Challenge
Output solely the number of lines containing the string "farm".

## START Material shown

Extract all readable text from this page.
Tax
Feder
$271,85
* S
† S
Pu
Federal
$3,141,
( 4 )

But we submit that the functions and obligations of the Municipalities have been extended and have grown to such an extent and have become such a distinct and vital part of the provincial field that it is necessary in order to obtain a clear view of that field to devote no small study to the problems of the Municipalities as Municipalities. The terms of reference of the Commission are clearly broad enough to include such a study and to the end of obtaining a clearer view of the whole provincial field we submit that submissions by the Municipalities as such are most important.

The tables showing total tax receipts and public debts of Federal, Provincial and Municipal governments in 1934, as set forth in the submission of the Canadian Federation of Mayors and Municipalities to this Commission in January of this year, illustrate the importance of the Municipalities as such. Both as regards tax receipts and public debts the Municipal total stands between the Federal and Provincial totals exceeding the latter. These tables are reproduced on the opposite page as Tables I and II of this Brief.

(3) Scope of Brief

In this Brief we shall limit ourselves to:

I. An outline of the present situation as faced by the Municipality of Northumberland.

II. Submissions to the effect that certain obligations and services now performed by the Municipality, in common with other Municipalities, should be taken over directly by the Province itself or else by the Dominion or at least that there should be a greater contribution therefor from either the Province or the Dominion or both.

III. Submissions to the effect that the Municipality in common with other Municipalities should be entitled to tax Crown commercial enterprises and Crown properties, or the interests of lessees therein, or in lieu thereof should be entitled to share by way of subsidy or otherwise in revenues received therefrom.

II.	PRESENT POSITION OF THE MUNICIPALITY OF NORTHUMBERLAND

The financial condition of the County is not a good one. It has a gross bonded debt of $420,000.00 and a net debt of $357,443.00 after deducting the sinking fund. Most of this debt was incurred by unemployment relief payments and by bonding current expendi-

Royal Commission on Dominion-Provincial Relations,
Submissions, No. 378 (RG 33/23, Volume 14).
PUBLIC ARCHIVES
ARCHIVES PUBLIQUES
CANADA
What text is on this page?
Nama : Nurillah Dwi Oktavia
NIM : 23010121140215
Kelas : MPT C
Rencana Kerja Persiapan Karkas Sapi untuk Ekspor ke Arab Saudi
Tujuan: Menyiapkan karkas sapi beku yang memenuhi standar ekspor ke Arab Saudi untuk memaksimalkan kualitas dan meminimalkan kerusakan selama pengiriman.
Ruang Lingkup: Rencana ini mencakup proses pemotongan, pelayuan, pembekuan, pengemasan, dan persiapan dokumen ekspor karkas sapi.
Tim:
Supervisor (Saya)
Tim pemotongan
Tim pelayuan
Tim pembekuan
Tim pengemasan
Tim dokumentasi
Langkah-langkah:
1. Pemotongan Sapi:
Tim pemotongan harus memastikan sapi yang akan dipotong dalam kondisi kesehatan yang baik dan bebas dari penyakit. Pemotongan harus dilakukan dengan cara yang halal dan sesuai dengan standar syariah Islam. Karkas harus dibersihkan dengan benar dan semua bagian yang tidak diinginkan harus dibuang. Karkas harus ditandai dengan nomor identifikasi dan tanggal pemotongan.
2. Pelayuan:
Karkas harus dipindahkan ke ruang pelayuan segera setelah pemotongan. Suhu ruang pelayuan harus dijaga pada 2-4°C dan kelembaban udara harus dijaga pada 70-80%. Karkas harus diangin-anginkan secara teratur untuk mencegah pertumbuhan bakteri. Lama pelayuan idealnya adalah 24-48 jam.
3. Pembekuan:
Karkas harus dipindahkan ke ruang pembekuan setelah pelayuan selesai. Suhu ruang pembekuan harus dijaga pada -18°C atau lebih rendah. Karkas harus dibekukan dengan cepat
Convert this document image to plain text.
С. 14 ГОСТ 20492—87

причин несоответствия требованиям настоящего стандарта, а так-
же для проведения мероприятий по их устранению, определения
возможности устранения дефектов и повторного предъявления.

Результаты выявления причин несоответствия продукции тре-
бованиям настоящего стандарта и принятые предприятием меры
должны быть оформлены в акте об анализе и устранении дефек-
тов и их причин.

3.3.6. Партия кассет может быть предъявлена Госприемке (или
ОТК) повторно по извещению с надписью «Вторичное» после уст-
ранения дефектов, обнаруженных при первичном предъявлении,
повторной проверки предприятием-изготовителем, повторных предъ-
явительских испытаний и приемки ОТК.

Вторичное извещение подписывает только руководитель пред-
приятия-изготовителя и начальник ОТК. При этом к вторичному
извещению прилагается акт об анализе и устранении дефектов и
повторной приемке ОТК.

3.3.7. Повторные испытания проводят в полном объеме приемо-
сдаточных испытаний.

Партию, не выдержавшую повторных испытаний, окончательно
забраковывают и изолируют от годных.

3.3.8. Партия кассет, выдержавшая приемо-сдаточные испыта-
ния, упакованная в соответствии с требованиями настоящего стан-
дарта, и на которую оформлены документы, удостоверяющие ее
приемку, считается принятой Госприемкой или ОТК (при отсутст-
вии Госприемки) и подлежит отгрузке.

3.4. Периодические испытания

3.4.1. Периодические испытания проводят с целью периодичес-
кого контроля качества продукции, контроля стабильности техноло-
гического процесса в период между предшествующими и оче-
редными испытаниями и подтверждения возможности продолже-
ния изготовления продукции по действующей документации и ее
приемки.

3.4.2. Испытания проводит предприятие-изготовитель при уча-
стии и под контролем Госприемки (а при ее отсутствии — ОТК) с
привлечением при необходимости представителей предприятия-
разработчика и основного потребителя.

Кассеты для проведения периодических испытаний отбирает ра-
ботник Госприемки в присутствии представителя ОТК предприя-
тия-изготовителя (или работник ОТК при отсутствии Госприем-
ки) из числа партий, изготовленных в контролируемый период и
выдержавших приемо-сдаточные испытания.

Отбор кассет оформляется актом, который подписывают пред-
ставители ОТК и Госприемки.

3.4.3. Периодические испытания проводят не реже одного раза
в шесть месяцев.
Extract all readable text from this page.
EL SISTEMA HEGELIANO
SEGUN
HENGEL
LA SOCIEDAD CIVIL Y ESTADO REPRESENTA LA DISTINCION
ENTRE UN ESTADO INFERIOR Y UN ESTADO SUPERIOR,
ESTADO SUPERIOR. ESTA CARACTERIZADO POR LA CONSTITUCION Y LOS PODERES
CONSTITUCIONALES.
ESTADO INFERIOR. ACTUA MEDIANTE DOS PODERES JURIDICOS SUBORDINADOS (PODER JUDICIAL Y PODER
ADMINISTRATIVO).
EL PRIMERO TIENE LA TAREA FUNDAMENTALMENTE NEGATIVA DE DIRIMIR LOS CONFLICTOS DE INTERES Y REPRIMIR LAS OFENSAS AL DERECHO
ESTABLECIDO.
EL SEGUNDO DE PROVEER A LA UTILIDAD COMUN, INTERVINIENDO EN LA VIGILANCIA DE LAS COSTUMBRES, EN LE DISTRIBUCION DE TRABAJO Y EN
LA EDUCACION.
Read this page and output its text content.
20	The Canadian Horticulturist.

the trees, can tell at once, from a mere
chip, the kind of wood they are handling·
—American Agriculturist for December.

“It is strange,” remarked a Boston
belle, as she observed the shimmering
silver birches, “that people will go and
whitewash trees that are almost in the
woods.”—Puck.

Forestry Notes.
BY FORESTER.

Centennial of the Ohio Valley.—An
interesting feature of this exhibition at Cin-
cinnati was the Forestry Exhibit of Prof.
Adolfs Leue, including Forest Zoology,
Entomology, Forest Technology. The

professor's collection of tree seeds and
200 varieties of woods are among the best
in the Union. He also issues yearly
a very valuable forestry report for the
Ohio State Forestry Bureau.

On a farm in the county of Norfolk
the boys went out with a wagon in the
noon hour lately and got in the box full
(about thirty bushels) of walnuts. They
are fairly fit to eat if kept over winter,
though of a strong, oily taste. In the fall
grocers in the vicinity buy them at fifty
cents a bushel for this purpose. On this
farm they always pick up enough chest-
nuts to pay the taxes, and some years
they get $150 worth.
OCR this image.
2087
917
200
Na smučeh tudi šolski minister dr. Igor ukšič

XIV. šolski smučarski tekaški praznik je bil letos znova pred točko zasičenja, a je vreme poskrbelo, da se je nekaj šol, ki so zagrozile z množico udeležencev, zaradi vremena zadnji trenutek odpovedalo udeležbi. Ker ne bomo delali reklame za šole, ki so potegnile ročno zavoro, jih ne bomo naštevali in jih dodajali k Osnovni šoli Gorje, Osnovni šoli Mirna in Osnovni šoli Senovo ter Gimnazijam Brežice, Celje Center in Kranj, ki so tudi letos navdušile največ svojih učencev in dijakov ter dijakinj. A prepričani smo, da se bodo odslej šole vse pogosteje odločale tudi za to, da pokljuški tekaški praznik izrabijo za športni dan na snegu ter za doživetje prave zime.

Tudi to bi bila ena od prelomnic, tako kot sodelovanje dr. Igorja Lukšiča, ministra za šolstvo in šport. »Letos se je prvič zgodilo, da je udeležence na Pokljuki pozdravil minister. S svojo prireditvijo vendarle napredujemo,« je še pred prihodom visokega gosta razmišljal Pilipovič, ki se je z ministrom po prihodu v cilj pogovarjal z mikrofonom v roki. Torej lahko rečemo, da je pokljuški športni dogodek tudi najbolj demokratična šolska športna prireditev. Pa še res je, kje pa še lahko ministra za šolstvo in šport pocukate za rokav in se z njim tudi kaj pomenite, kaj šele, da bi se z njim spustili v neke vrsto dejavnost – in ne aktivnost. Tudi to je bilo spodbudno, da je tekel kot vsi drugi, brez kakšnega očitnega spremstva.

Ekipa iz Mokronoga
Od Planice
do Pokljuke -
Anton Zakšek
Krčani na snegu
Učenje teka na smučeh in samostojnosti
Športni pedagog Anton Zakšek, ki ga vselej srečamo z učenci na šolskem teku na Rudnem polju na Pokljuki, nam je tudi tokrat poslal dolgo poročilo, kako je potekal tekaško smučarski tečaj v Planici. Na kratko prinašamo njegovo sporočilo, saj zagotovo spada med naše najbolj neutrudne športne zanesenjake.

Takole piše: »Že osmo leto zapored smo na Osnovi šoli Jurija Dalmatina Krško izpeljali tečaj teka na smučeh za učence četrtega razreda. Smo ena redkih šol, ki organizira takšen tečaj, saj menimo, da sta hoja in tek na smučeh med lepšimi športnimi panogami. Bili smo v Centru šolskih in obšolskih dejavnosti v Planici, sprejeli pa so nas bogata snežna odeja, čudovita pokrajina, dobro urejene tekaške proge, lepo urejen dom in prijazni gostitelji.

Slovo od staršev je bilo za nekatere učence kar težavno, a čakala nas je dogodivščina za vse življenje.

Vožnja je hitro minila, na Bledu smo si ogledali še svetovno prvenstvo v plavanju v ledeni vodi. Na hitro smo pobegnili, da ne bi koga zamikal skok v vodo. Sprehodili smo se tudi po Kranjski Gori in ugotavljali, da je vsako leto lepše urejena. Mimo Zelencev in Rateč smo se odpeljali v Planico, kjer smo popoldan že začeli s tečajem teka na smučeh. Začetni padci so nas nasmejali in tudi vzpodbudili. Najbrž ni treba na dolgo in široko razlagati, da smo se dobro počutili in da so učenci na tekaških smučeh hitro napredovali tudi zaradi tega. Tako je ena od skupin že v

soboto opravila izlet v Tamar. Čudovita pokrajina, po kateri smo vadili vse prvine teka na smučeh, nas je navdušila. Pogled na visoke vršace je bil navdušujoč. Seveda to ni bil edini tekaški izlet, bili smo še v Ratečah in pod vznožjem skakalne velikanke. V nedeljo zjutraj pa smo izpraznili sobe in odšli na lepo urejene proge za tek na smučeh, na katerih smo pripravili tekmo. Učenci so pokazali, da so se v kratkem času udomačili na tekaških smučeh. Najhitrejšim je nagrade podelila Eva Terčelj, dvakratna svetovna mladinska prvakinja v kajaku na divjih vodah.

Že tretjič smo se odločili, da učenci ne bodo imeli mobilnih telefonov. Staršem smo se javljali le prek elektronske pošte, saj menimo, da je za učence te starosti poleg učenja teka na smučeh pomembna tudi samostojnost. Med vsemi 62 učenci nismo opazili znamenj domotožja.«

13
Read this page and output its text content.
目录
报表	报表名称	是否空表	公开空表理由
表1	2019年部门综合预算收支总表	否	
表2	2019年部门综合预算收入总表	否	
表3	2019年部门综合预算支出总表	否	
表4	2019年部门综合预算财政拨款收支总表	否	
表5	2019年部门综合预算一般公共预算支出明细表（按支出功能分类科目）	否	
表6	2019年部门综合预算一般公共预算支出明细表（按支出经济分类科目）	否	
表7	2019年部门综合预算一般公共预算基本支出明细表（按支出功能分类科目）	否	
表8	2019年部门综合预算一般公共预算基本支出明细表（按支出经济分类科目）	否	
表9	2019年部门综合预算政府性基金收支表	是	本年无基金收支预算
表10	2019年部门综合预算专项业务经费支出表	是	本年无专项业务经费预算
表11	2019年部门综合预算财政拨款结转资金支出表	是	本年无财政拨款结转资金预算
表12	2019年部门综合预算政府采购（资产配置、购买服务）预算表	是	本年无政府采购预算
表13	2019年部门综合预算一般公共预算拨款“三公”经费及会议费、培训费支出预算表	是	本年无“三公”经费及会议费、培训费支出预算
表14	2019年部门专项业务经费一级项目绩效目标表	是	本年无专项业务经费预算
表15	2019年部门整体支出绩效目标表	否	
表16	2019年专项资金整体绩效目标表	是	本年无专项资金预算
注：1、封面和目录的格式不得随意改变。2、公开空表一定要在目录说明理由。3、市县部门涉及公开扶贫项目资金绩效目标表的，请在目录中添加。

## END Material shown

Solution to this problem
2